- What the task asks
Your task is to output all the records below, word for word.

Records from a collection

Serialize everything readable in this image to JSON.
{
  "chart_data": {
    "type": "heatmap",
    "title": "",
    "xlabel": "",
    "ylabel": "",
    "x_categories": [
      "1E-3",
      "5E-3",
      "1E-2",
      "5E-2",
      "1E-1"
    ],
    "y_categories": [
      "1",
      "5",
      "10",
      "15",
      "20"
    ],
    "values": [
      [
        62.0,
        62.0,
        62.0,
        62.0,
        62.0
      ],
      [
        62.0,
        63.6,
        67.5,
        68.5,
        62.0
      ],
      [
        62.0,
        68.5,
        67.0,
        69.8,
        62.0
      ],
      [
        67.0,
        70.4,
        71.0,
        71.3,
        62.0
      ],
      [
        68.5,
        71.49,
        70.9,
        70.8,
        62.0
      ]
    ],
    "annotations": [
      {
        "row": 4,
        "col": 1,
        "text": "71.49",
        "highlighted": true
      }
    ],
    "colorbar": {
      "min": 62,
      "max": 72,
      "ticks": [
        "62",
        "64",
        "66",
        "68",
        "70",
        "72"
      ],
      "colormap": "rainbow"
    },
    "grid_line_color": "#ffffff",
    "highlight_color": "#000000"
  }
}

- Result of the task
Serialize everything readable in this image to JSON.
{
  "chart_data": {
    "type": "heatmap",
    "title": "",
    "xlabel": "",
    "ylabel": "",
    "x_categories": [
      "1E-3",
      "5E-3",
      "1E-2",
      "5E-2",
      "1E-1"
    ],
    "y_categories": [
      "1",
      "5",
      "10",
      "15",
      "20"
    ],
    "values": [
      [
        62.0,
        62.0,
        62.0,
        62.0,
        62.0
      ],
      [
        62.0,
        63.6,
        67.5,
        68.5,
        62.0
      ],
      [
        62.0,
        68.5,
        67.0,
        69.8,
        62.0
      ],
      [
        67.0,
        70.4,
        71.0,
        71.3,
        62.0
      ],
      [
        68.5,
        71.49,
        70.9,
        70.8,
        62.0
      ]
    ],
    "annotations": [
      {
        "row": 4,
        "col": 1,
        "text": "71.49",
        "highlighted": true
      }
    ],
    "colorbar": {
      "min": 62,
      "max": 72,
      "ticks": [
        "62",
        "64",
        "66",
        "68",
        "70",
        "72"
      ],
      "colormap": "rainbow"
    },
    "grid_line_color": "#ffffff",
    "highlight_color": "#000000"
  }
}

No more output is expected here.